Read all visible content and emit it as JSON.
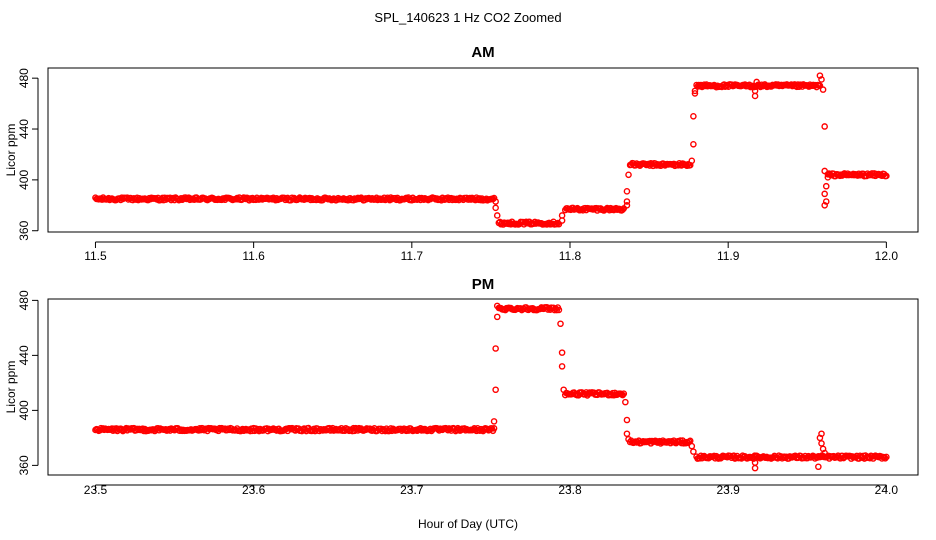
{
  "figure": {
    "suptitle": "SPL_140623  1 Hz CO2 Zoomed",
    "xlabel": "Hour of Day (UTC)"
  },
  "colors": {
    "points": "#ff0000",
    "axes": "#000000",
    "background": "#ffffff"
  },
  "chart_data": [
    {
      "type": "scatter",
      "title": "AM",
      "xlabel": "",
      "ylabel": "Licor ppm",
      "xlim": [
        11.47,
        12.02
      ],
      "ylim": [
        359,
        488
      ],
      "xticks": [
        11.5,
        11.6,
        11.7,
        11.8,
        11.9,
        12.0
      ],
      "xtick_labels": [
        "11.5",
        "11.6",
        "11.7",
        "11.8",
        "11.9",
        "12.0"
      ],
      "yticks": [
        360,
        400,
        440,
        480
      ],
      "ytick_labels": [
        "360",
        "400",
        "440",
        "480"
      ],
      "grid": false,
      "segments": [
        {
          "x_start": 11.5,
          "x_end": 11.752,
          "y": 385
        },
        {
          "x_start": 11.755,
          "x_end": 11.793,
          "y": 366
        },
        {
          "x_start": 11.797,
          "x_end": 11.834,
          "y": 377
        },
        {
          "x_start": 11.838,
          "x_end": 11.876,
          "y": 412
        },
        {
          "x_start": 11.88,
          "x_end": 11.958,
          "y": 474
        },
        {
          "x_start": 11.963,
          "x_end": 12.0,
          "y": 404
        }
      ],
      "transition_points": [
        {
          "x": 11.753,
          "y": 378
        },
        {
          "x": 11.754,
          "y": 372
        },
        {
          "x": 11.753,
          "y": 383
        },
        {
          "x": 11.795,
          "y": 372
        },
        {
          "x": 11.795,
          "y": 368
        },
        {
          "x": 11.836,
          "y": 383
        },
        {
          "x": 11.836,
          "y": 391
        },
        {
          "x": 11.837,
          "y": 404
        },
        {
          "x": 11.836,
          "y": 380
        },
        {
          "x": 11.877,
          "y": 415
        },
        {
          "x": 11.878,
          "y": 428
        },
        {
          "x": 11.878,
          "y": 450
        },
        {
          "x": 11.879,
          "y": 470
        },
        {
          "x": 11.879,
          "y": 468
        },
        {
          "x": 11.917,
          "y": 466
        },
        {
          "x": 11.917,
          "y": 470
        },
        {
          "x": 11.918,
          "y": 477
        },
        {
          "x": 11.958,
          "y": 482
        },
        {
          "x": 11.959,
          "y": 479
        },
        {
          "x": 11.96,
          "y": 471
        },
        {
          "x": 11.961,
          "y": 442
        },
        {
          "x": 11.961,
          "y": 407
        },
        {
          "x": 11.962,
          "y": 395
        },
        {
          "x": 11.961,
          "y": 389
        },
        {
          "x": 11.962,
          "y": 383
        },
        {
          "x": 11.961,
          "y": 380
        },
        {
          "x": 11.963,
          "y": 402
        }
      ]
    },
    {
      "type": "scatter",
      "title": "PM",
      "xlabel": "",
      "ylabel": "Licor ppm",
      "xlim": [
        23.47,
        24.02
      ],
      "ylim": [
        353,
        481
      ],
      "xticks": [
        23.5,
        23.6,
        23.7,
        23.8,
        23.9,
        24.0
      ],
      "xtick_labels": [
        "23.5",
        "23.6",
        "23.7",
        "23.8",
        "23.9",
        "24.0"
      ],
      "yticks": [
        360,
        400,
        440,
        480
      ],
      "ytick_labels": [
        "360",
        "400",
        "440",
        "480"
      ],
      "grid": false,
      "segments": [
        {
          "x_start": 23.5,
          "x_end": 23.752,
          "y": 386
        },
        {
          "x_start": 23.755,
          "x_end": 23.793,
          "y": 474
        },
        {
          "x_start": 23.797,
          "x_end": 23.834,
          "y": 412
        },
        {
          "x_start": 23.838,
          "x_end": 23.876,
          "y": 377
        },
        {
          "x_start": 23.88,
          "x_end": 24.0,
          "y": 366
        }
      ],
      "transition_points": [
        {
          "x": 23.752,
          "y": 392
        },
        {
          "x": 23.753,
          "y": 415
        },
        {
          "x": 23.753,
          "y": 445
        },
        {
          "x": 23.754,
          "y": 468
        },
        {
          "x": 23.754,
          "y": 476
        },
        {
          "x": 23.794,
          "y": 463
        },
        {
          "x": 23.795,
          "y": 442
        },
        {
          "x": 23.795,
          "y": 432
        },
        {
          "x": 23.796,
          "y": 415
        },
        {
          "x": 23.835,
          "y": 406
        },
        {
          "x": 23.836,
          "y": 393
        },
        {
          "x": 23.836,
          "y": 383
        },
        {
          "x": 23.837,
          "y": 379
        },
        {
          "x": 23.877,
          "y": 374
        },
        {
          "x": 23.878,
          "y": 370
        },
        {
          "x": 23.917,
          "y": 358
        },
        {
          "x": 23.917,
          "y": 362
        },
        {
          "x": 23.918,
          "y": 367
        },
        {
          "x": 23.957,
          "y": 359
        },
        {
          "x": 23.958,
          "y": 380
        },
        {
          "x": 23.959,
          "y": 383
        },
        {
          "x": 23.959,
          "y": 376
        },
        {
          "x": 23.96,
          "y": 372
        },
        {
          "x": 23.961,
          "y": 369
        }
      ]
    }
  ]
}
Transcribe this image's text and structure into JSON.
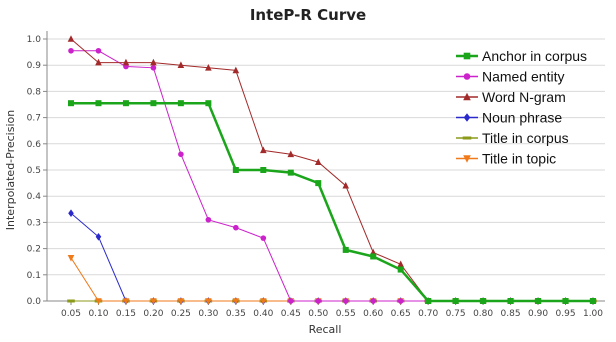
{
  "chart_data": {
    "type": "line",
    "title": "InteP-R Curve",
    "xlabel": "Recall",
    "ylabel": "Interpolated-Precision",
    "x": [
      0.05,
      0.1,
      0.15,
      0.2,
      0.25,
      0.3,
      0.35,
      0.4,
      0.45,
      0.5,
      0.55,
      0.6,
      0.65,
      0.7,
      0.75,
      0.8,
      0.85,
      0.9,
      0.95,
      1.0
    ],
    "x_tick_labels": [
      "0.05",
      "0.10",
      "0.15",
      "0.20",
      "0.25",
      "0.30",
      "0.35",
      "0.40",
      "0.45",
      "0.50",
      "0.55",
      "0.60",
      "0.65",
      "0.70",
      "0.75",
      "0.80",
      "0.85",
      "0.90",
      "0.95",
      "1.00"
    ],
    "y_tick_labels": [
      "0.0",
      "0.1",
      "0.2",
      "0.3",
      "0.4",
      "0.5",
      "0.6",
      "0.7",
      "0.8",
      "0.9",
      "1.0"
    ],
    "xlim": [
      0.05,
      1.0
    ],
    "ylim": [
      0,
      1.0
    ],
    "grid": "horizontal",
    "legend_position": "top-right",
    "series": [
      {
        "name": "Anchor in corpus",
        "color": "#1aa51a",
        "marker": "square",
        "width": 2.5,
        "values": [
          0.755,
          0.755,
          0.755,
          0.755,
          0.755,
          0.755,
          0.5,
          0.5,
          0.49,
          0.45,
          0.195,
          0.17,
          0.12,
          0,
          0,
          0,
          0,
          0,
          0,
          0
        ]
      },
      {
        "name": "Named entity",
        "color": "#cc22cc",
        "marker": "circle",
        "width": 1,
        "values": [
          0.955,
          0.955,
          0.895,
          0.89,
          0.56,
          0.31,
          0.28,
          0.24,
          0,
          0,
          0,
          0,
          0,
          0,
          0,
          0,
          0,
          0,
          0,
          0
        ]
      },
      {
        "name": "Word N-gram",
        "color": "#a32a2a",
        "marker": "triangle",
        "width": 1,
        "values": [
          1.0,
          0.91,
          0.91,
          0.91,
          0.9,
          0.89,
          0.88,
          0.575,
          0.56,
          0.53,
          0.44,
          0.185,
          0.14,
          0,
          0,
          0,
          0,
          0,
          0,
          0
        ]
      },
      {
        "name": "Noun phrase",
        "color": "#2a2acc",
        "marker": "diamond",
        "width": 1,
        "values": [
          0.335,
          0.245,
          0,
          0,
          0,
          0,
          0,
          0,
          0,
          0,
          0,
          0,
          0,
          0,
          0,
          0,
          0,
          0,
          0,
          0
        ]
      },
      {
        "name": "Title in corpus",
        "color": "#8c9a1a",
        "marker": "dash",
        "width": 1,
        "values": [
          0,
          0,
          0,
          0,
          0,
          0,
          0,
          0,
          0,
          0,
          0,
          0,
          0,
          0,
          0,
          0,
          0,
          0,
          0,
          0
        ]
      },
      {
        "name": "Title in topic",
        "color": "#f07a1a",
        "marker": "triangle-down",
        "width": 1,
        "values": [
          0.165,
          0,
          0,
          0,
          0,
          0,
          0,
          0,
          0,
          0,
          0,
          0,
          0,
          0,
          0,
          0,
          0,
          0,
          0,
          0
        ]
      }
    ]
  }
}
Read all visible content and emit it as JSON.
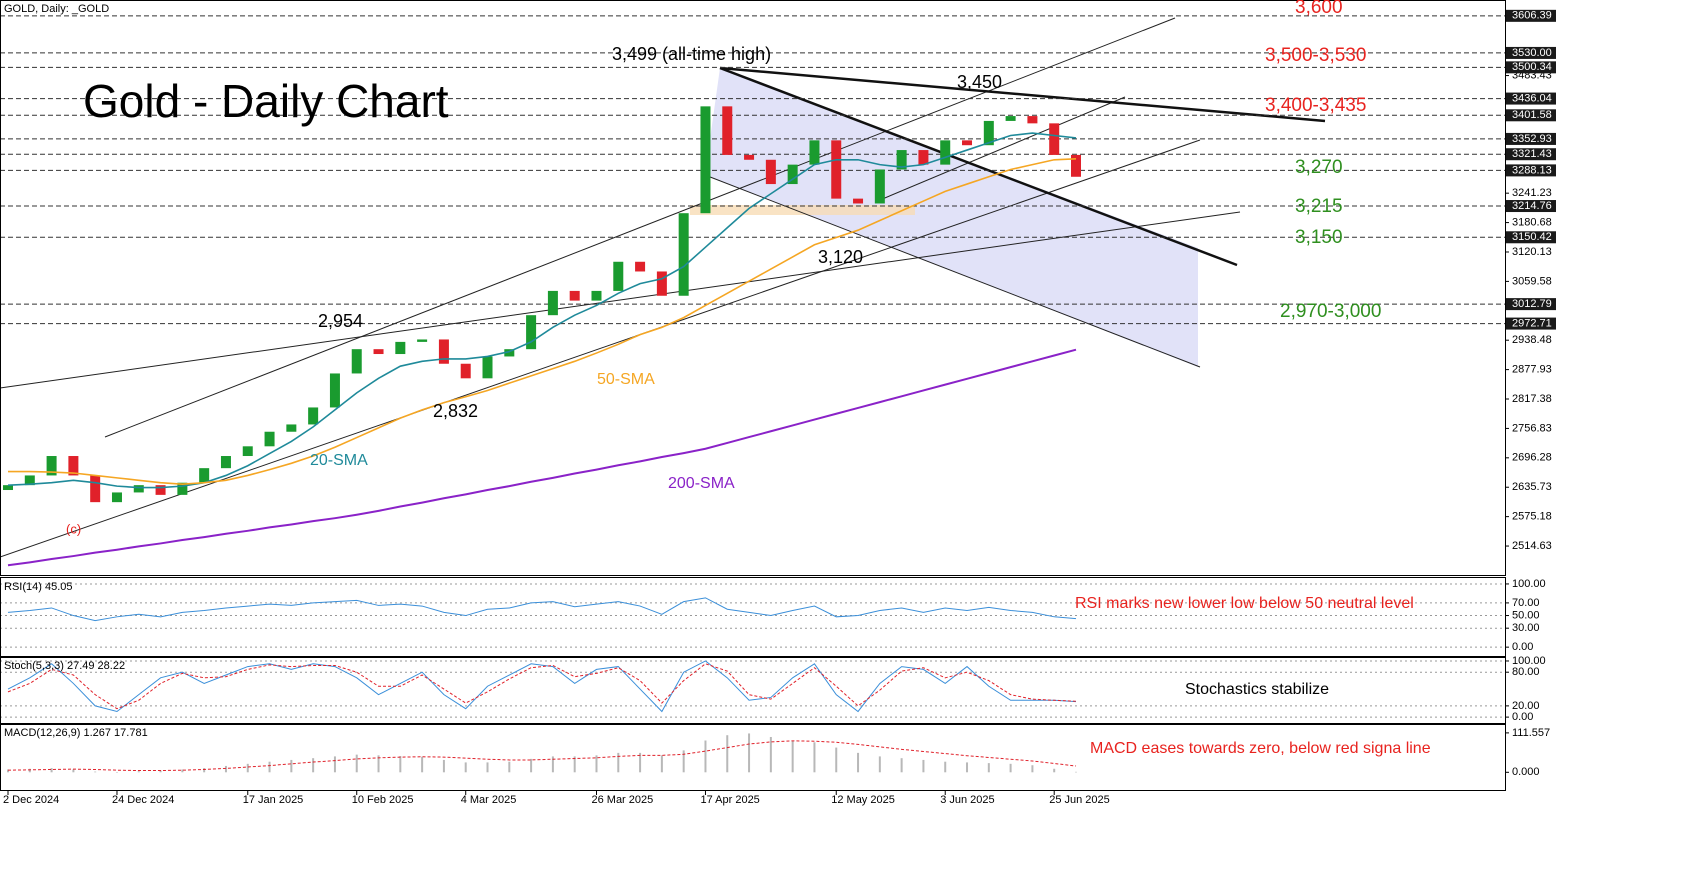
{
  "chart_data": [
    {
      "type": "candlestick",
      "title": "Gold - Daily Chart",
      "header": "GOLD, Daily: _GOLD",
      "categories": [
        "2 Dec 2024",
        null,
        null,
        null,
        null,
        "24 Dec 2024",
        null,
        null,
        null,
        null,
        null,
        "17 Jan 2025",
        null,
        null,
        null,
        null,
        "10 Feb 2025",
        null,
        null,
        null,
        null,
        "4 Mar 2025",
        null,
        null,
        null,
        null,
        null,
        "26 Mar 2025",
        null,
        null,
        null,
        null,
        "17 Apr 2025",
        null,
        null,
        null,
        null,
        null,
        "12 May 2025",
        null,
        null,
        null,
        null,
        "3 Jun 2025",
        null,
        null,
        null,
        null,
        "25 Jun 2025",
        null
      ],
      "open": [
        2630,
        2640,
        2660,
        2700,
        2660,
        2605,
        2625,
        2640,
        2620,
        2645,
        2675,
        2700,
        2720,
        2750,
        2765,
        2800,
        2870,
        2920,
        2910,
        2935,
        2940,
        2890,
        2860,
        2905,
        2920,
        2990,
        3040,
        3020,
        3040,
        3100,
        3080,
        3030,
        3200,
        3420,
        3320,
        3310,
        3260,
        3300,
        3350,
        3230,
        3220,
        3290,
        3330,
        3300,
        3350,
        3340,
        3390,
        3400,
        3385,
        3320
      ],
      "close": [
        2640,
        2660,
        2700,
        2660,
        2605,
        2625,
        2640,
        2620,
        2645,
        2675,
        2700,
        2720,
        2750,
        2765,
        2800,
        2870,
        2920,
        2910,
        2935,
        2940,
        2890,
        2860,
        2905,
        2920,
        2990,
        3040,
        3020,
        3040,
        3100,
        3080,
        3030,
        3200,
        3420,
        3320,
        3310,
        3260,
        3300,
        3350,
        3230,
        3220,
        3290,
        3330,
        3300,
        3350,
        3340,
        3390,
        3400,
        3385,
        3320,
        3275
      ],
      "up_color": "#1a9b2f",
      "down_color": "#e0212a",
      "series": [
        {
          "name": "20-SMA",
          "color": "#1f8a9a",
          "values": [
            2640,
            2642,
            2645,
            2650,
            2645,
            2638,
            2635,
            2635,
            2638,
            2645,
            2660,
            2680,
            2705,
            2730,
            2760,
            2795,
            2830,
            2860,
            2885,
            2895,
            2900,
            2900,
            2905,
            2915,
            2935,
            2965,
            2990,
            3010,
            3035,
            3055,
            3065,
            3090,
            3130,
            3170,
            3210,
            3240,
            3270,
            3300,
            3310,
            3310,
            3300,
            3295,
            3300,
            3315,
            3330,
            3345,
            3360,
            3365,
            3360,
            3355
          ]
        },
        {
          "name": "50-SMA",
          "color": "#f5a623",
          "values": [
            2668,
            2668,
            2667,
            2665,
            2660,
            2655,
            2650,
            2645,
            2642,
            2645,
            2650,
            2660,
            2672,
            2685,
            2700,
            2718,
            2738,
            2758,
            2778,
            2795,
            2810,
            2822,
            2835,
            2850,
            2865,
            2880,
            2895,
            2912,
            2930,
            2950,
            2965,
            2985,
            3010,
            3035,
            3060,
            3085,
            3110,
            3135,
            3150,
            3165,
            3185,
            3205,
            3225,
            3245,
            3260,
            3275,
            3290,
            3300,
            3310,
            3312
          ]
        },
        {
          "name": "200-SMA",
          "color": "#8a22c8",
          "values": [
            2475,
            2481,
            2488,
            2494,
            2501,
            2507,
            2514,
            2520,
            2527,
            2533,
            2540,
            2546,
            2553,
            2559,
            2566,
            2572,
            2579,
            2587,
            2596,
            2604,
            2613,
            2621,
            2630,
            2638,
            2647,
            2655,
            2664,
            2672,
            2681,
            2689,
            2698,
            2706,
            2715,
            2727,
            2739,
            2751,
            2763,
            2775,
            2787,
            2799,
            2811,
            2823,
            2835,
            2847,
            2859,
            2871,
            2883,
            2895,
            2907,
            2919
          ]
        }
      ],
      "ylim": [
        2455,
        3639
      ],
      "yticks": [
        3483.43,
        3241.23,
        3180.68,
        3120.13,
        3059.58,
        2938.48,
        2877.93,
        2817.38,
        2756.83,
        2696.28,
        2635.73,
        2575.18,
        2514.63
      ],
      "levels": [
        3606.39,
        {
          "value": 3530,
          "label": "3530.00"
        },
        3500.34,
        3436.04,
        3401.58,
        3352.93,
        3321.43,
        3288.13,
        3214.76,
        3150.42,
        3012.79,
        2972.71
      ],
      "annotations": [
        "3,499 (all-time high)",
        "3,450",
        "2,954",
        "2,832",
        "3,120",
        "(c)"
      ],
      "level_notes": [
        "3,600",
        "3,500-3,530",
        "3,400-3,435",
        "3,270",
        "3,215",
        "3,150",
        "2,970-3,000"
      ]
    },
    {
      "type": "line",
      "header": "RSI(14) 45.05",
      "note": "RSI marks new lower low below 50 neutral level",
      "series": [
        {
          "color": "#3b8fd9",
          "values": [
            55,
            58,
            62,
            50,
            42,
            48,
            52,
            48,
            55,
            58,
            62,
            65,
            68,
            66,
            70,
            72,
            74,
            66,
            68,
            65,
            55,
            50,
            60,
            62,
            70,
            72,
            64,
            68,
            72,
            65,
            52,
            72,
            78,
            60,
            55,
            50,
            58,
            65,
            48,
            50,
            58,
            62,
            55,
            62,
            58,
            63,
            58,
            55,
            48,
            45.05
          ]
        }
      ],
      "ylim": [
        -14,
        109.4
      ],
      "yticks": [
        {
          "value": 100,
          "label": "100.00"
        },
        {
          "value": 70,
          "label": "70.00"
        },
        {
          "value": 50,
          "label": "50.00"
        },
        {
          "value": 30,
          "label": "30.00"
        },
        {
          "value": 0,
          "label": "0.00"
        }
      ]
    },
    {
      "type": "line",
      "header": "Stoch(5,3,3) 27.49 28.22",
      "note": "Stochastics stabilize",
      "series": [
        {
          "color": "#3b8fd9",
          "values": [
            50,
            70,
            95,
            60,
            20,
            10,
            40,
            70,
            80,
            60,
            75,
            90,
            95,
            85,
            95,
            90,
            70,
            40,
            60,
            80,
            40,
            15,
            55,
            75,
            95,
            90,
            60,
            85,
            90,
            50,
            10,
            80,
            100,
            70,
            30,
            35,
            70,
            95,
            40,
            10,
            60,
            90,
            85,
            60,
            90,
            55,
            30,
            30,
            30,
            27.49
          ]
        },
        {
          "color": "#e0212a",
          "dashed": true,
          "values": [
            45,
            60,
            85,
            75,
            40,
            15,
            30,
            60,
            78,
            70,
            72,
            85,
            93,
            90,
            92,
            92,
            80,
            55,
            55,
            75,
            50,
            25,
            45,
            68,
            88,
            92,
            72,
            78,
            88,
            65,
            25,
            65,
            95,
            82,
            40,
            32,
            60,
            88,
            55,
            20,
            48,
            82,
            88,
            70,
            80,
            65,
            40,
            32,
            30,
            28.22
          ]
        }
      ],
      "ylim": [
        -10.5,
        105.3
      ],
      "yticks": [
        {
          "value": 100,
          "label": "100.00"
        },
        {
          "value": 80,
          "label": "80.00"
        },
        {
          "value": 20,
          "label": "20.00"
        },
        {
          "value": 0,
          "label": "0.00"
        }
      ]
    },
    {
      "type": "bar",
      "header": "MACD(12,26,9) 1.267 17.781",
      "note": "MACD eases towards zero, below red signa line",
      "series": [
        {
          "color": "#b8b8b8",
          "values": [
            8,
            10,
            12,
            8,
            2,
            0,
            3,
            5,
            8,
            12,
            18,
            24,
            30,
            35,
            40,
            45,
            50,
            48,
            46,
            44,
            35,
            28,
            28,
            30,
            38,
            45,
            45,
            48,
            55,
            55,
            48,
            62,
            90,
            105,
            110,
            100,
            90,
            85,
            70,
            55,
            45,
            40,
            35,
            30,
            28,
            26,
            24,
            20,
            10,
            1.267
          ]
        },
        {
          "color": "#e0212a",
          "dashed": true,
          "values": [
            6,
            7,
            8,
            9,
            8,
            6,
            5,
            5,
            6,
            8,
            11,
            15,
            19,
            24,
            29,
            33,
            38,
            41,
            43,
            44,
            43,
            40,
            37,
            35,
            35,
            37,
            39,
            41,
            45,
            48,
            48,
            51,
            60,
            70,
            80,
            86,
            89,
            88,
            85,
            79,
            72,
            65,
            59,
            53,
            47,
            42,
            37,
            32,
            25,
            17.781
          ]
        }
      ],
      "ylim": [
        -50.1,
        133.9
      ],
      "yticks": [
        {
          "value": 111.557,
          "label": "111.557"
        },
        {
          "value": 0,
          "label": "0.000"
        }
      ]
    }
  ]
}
+---+
• Written task:
Above are some records. Count the lines among them with the word "xlabel", and answer with the number only.

• Complete response:
4